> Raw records
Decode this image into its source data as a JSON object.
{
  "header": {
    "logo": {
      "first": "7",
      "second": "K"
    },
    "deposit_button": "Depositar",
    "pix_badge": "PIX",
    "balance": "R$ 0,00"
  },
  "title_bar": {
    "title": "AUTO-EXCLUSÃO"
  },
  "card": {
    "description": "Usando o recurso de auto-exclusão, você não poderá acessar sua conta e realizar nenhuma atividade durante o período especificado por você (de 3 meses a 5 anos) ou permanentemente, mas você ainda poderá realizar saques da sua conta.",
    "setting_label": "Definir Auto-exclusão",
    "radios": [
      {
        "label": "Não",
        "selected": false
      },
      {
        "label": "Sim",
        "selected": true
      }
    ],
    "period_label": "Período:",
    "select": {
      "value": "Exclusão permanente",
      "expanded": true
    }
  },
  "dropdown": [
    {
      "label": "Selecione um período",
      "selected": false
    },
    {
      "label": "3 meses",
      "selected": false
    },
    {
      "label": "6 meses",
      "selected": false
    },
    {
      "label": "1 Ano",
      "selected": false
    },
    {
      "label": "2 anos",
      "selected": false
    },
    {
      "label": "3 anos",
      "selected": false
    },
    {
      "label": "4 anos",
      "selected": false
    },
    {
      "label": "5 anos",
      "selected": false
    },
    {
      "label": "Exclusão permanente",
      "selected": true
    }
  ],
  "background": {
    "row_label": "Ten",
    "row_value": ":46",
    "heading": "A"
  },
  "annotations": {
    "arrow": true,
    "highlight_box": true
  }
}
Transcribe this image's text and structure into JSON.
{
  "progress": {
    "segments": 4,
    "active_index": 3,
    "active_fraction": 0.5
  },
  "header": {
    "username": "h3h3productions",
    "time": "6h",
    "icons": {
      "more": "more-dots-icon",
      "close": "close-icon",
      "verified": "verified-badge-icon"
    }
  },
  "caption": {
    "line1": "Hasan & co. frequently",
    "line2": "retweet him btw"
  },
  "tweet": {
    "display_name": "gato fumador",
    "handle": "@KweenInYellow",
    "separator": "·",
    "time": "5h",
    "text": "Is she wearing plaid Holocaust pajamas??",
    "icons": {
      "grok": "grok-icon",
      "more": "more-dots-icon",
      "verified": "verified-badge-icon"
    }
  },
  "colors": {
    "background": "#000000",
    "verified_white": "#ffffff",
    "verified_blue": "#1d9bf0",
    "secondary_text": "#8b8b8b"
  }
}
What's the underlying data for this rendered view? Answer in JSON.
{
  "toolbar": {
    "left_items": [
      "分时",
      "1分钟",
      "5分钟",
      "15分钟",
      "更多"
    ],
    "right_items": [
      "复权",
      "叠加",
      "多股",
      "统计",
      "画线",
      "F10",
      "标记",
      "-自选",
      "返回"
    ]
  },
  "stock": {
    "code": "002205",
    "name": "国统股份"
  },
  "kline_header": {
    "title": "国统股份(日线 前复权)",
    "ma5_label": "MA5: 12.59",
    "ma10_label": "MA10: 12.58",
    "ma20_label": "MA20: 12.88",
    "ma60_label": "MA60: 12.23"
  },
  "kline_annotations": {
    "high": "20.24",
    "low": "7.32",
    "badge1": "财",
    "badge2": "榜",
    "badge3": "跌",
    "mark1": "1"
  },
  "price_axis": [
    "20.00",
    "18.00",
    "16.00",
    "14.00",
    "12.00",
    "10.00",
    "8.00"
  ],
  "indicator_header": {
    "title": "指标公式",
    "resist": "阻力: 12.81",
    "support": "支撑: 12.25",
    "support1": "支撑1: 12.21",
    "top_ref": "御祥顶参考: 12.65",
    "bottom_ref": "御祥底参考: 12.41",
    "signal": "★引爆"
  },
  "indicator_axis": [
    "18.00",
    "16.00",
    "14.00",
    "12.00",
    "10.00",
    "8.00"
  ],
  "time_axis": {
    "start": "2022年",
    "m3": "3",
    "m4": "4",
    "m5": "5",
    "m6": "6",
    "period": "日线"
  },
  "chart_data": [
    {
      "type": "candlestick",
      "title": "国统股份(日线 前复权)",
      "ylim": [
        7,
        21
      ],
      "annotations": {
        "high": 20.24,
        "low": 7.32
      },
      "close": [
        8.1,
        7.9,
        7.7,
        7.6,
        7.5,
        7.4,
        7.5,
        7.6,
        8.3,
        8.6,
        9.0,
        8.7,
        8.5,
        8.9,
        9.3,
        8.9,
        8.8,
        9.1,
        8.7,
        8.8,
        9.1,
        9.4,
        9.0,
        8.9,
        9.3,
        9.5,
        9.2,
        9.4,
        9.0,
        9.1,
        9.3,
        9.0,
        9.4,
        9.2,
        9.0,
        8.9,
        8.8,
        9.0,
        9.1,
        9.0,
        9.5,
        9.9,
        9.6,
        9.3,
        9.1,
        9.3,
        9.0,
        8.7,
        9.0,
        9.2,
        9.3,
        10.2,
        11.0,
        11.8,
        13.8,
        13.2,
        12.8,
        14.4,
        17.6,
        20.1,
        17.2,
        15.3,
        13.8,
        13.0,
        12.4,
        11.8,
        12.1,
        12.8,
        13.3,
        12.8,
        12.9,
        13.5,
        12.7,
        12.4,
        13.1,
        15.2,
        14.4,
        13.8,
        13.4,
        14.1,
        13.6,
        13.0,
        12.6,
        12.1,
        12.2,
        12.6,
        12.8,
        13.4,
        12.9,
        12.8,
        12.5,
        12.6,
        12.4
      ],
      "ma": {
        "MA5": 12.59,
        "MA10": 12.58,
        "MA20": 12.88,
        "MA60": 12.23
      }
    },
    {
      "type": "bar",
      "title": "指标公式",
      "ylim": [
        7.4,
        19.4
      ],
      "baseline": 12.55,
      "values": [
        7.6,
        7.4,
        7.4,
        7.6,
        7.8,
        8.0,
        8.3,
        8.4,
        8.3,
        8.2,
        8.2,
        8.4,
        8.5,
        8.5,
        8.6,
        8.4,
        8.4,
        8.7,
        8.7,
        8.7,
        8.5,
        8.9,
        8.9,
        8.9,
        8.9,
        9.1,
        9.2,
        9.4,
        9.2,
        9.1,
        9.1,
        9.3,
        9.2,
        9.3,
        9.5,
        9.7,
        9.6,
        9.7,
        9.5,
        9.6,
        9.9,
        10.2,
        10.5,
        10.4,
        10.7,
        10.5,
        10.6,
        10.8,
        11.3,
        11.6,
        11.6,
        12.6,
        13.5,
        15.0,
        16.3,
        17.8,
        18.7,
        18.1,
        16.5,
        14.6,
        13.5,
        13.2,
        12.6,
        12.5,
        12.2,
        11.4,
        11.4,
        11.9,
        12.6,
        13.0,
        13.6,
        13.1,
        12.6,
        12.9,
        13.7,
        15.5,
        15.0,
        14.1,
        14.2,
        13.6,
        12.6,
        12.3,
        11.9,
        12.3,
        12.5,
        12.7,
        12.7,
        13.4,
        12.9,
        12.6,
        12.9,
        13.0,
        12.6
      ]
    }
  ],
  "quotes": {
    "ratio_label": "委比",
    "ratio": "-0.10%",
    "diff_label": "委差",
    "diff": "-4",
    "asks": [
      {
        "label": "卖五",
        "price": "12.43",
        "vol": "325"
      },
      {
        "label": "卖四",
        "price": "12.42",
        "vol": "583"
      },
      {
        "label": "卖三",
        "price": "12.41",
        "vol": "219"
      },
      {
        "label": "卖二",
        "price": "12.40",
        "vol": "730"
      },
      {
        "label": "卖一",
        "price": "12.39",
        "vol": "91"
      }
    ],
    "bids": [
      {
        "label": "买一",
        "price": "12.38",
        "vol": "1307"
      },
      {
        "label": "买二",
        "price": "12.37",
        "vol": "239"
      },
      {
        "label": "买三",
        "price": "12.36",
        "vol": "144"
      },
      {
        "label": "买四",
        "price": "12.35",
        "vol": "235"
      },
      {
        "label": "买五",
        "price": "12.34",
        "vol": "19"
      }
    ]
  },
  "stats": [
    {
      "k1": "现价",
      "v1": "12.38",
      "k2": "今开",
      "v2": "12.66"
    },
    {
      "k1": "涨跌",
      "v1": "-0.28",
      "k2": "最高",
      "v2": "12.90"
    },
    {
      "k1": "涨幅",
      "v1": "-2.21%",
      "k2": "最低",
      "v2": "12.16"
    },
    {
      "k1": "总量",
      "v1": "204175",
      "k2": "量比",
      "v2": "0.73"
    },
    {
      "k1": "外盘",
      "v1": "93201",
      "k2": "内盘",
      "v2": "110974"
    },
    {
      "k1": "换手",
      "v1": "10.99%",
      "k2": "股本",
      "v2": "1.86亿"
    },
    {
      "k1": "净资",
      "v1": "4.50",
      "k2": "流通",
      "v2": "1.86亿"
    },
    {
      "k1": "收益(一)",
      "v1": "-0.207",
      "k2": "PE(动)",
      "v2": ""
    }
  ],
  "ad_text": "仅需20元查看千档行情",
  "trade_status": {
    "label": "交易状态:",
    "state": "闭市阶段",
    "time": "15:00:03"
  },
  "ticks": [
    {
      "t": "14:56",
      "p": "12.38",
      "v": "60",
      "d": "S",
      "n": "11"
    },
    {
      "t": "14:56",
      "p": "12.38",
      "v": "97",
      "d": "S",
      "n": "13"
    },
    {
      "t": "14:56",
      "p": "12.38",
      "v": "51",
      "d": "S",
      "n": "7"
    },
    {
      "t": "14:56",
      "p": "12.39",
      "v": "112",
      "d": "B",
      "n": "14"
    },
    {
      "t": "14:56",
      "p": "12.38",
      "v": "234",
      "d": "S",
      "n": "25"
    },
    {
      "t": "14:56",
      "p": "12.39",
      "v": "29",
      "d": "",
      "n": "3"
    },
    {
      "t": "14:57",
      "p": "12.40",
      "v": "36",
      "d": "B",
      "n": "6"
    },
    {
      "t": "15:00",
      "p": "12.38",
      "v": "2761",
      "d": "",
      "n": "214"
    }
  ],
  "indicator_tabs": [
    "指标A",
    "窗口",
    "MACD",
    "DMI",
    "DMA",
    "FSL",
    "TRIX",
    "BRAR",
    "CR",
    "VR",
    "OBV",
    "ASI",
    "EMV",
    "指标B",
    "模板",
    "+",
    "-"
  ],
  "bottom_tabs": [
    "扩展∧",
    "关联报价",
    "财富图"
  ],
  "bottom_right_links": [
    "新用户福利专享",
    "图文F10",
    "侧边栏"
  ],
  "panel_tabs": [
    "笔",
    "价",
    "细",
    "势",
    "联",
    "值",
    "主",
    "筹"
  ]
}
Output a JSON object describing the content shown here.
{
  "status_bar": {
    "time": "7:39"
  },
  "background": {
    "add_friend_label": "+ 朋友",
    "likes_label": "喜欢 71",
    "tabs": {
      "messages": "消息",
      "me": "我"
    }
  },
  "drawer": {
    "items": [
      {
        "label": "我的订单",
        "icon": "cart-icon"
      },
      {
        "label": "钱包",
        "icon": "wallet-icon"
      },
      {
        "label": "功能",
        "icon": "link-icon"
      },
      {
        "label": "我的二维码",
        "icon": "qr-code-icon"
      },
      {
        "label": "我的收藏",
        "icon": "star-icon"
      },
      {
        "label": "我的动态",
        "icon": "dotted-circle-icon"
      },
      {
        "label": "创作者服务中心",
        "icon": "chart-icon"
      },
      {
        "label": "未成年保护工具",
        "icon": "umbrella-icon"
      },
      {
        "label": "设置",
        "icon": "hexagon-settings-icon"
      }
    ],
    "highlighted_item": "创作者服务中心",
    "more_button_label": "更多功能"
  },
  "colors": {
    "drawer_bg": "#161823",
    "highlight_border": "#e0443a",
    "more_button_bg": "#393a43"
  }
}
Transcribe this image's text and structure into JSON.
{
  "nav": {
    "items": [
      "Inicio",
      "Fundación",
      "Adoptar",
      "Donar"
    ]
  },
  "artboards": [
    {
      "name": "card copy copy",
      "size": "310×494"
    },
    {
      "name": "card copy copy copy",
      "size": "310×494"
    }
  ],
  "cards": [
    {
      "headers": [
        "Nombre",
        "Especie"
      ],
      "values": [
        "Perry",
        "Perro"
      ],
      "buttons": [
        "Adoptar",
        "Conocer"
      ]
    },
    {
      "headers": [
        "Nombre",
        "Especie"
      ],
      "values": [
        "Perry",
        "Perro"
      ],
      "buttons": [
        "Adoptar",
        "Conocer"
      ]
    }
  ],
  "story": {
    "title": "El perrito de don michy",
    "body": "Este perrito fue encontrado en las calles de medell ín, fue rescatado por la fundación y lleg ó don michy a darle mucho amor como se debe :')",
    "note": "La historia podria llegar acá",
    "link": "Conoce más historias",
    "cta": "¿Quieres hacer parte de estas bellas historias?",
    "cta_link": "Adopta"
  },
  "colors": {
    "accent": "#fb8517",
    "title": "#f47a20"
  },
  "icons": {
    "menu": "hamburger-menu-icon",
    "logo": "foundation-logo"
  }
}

> Instructions for the task
List every line above containing the word "国统股份".

> Answer to this problem
    "name": "国统股份"
    "title": "国统股份(日线 前复权)",
      "title": "国统股份(日线 前复权)",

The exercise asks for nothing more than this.